RECORDS FOR THE EXERCISE:
****************************************

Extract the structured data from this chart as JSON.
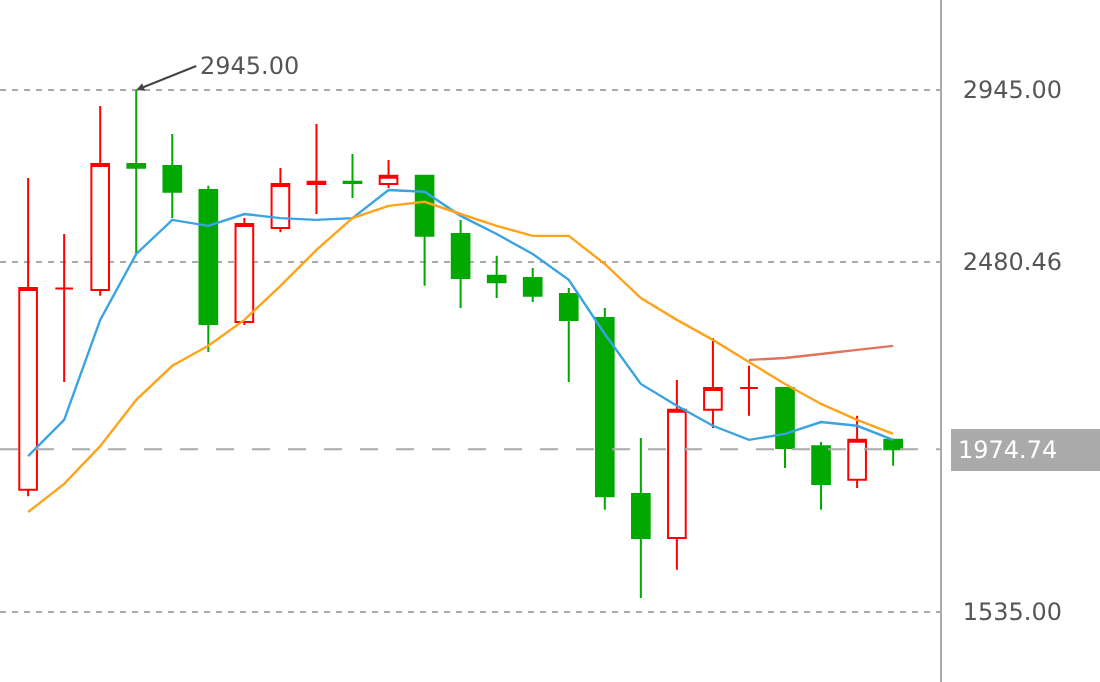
{
  "chart_data": {
    "type": "candlestick",
    "categories": [
      null,
      null,
      null,
      null,
      null,
      null,
      null,
      null,
      null,
      null,
      null,
      null,
      null,
      null,
      null,
      null,
      null,
      null,
      null,
      null,
      null,
      null,
      null,
      null,
      null
    ],
    "ohlc": [
      [
        1865,
        2707,
        1848,
        2410
      ],
      [
        2409,
        2556,
        2156,
        2409
      ],
      [
        2405,
        2902,
        2389,
        2745
      ],
      [
        2745,
        2945,
        2502,
        2735
      ],
      [
        2740,
        2826,
        2599,
        2670
      ],
      [
        2675,
        2686,
        2237,
        2313
      ],
      [
        2318,
        2599,
        2310,
        2583
      ],
      [
        2572,
        2734,
        2561,
        2691
      ],
      [
        2691,
        2853,
        2610,
        2697
      ],
      [
        2697,
        2772,
        2653,
        2694
      ],
      [
        2691,
        2756,
        2680,
        2713
      ],
      [
        2713,
        2713,
        2416,
        2551
      ],
      [
        2556,
        2594,
        2356,
        2437
      ],
      [
        2443,
        2497,
        2383,
        2426
      ],
      [
        2437,
        2464,
        2372,
        2389
      ],
      [
        2394,
        2410,
        2156,
        2324
      ],
      [
        2329,
        2356,
        1811,
        1848
      ],
      [
        1854,
        2005,
        1573,
        1735
      ],
      [
        1735,
        2162,
        1649,
        2081
      ],
      [
        2081,
        2275,
        2032,
        2140
      ],
      [
        2140,
        2200,
        2065,
        2140
      ],
      [
        2140,
        2140,
        1924,
        1978
      ],
      [
        1983,
        1994,
        1811,
        1881
      ],
      [
        1892,
        2065,
        1870,
        2000
      ],
      [
        2000,
        2000,
        1930,
        1974.74
      ]
    ],
    "colors": [
      "#ff0000",
      "#ff0000",
      "#ff0000",
      "#00a800",
      "#00a800",
      "#00a800",
      "#ff0000",
      "#ff0000",
      "#ff0000",
      "#00a800",
      "#ff0000",
      "#00a800",
      "#00a800",
      "#00a800",
      "#00a800",
      "#00a800",
      "#00a800",
      "#00a800",
      "#ff0000",
      "#ff0000",
      "#ff0000",
      "#00a800",
      "#00a800",
      "#ff0000",
      "#00a800"
    ],
    "series": [
      {
        "type": "line",
        "color": "#3aa3e3",
        "values": [
          1956,
          2054,
          2324,
          2502,
          2594,
          2578,
          2610,
          2599,
          2594,
          2599,
          2675,
          2670,
          2605,
          2556,
          2502,
          2432,
          2286,
          2151,
          2092,
          2038,
          2000,
          2016,
          2048,
          2038,
          2000
        ]
      },
      {
        "type": "line",
        "color": "#ffa31a",
        "values": [
          1805,
          1881,
          1983,
          2108,
          2200,
          2254,
          2324,
          2416,
          2513,
          2599,
          2632,
          2643,
          2610,
          2578,
          2551,
          2551,
          2475,
          2383,
          2324,
          2270,
          2210,
          2151,
          2097,
          2054,
          2016
        ]
      },
      {
        "type": "line",
        "color": "#e0735a",
        "values": [
          null,
          null,
          null,
          null,
          null,
          null,
          null,
          null,
          null,
          null,
          null,
          null,
          null,
          null,
          null,
          null,
          null,
          null,
          null,
          null,
          2216,
          2221,
          2232,
          2243,
          2254
        ]
      }
    ],
    "ylim": [
      1346,
      3188
    ],
    "yticks": [
      {
        "value": 2945,
        "label": "2945.00"
      },
      {
        "value": 2480.46,
        "label": "2480.46"
      },
      {
        "value": 1535,
        "label": "1535.00"
      }
    ],
    "ref_lines": [
      {
        "axis": "y",
        "value": 1974.74,
        "label": "1974.74",
        "color": "#aaaaaa",
        "line_style": "dashed"
      }
    ],
    "annotations": [
      "2945.00"
    ],
    "grid": "y",
    "tick_labels": "y",
    "marker": "none",
    "line_style": "solid"
  }
}
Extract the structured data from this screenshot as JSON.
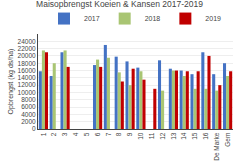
{
  "chart_data": {
    "type": "bar",
    "title": "Maisopbrengst Koeien & Kansen 2017-2019",
    "ylabel": "Opbrengst (kg ds/ha)",
    "categories": [
      "1",
      "2",
      "3",
      "4",
      "5",
      "6",
      "7",
      "8",
      "9",
      "10",
      "11",
      "12",
      "13",
      "14",
      "15",
      "16",
      "De Marke",
      "Gem"
    ],
    "series": [
      {
        "name": "2017",
        "color": "#4472C4",
        "values": [
          15800,
          14500,
          21000,
          0,
          0,
          17500,
          23000,
          19800,
          18500,
          16800,
          0,
          18800,
          16500,
          16000,
          15000,
          21000,
          15000,
          18000
        ]
      },
      {
        "name": "2018",
        "color": "#A9C573",
        "values": [
          21500,
          18000,
          21500,
          0,
          0,
          19000,
          19500,
          15500,
          12000,
          15800,
          0,
          10500,
          16000,
          14500,
          11000,
          11000,
          10500,
          14500
        ]
      },
      {
        "name": "2019",
        "color": "#C00000",
        "values": [
          21000,
          0,
          17000,
          0,
          0,
          17000,
          0,
          13000,
          16500,
          13500,
          11000,
          0,
          16000,
          15800,
          15800,
          20000,
          12000,
          15800
        ]
      }
    ],
    "ylim": [
      0,
      26000
    ],
    "yticks": [
      0,
      2000,
      4000,
      6000,
      8000,
      10000,
      12000,
      14000,
      16000,
      18000,
      20000,
      22000,
      24000
    ],
    "grid": true,
    "legend": "upper center"
  }
}
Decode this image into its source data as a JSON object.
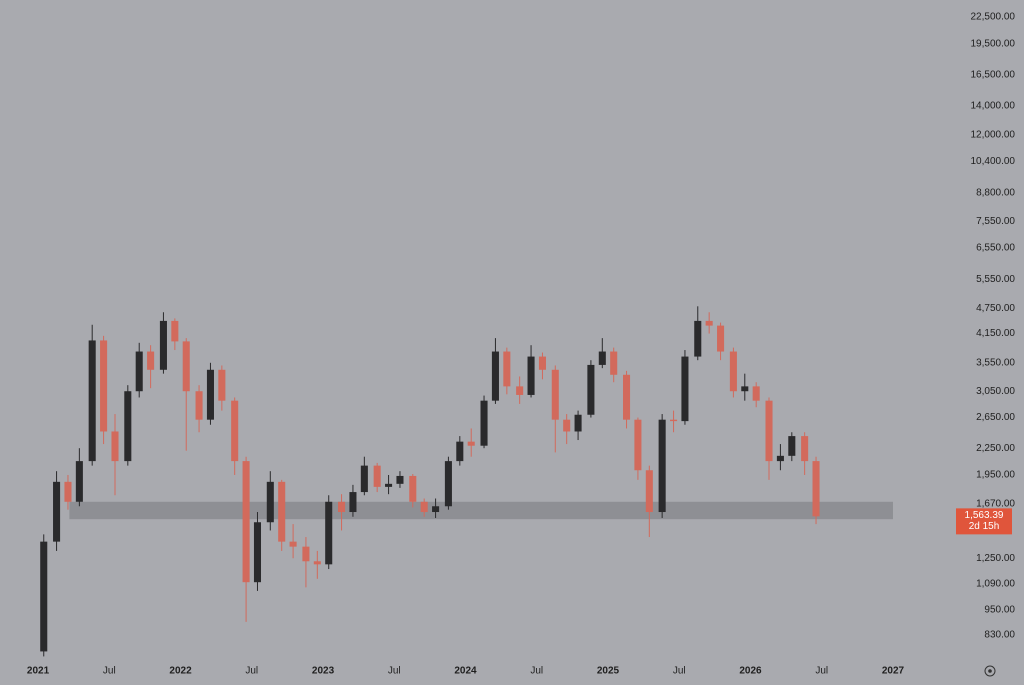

****************************************

EXERCISE TASK: Copy out each line of the entries that holds "from".

SOLVED EXERCISE:
Extract the structured data from this chart as JSON.
Extract the structured data from this screenshot as JSON.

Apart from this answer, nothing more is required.